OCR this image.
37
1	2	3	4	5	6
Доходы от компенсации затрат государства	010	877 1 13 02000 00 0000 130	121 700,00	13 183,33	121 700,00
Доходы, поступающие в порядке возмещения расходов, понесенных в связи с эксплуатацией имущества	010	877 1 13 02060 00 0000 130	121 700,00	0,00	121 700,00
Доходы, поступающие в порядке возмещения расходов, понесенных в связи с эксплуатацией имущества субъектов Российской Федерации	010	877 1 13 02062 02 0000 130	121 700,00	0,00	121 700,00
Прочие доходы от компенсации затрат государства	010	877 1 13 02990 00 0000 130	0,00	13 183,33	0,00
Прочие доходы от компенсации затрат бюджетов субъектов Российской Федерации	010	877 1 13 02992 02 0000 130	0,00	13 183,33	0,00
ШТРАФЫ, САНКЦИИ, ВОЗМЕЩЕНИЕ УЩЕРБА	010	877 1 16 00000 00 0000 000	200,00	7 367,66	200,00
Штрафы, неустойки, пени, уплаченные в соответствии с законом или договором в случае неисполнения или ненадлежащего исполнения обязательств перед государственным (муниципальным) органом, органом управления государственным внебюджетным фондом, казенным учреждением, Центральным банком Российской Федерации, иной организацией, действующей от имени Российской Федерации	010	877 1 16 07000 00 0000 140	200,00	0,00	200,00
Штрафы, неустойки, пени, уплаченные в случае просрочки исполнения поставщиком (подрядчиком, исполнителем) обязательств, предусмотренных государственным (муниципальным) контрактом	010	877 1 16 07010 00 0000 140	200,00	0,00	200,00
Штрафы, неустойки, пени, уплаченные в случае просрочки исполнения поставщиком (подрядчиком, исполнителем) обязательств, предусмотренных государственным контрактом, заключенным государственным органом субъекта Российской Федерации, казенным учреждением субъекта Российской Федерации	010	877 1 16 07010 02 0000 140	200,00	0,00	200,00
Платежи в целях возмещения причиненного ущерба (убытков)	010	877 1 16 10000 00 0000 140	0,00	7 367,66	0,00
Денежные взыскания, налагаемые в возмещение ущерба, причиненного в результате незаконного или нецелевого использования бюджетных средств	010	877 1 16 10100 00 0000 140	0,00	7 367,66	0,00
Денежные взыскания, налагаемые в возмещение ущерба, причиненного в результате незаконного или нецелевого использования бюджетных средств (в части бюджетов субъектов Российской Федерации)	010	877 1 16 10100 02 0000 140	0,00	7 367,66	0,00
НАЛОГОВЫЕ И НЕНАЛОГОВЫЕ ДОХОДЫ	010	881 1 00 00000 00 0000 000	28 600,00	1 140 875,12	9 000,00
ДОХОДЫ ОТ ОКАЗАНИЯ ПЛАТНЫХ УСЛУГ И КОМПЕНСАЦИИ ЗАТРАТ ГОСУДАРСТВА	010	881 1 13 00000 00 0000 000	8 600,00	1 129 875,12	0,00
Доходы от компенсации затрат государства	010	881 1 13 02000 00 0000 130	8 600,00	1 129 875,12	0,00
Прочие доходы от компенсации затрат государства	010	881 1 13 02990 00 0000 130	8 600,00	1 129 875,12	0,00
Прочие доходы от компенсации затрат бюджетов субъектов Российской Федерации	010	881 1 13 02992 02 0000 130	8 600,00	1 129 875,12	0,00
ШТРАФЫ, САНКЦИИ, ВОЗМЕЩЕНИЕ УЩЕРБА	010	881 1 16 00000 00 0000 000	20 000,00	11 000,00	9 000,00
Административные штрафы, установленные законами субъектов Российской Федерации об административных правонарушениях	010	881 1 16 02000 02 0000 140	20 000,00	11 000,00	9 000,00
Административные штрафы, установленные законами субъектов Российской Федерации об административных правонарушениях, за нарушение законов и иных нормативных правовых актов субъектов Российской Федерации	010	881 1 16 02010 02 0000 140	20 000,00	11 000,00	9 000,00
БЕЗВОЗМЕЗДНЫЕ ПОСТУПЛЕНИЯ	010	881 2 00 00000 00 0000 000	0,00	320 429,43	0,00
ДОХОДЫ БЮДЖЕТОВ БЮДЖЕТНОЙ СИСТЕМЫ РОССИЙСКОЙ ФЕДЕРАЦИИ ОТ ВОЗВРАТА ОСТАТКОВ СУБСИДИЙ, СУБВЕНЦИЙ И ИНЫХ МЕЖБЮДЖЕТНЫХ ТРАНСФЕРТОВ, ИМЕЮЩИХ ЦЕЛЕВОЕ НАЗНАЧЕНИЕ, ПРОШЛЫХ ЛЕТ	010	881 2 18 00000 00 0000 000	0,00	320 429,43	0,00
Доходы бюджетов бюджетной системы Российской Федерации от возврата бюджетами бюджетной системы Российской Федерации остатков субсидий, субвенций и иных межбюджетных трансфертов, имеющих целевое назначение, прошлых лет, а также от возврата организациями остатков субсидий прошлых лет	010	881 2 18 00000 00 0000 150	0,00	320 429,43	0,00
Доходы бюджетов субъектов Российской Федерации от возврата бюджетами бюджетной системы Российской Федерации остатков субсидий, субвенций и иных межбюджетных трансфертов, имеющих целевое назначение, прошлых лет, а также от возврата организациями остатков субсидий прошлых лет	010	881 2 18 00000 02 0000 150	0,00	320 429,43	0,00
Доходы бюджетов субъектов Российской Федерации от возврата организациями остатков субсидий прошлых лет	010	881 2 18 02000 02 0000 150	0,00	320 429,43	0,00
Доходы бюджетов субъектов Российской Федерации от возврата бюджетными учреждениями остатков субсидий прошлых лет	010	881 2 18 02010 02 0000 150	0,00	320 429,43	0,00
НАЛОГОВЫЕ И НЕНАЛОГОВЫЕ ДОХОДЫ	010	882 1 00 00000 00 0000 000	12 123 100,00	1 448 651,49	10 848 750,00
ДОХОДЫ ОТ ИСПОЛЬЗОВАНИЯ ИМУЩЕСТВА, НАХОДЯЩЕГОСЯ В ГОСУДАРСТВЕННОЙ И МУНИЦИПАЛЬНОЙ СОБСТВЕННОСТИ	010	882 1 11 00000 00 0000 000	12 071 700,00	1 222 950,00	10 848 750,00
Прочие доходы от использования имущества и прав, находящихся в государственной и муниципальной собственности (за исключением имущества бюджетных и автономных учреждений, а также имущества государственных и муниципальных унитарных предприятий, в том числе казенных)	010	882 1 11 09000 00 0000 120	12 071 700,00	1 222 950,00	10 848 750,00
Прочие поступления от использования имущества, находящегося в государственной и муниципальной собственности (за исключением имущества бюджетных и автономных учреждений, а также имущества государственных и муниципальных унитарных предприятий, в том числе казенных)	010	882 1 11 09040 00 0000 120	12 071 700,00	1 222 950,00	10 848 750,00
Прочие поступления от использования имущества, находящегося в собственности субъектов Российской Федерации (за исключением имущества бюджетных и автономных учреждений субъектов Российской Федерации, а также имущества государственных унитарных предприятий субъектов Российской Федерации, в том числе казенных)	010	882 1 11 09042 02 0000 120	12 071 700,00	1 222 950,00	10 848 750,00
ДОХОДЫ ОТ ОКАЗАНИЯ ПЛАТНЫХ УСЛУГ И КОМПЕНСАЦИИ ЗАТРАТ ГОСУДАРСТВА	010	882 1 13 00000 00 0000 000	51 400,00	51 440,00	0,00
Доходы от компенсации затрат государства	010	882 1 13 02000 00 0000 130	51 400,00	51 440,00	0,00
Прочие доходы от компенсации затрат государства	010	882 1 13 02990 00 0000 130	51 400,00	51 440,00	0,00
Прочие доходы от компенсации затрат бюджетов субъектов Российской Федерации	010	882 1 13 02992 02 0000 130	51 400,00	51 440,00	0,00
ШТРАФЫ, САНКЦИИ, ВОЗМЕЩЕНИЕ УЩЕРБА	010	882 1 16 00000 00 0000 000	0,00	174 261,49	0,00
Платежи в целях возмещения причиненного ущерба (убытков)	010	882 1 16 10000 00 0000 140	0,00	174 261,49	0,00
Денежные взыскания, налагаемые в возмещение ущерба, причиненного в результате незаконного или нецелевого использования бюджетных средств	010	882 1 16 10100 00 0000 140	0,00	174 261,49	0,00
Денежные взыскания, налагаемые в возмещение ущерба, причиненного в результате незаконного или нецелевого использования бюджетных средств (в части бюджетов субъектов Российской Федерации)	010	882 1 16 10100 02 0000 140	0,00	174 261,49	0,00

■ ■ ■ ■

WHAT TO PRODUCE: Select all lines in the listing above where the word "ПЛАТНЫХ" appears, and show them.

ANSWER:
ДОХОДЫ ОТ ОКАЗАНИЯ ПЛАТНЫХ УСЛУГ И КОМПЕНСАЦИИ ЗАТРАТ ГОСУДАРСТВА	010	881 1 13 00000 00 0000 000	8 600,00	1 129 875,12	0,00
ДОХОДЫ ОТ ОКАЗАНИЯ ПЛАТНЫХ УСЛУГ И КОМПЕНСАЦИИ ЗАТРАТ ГОСУДАРСТВА	010	882 1 13 00000 00 0000 000	51 400,00	51 440,00	0,00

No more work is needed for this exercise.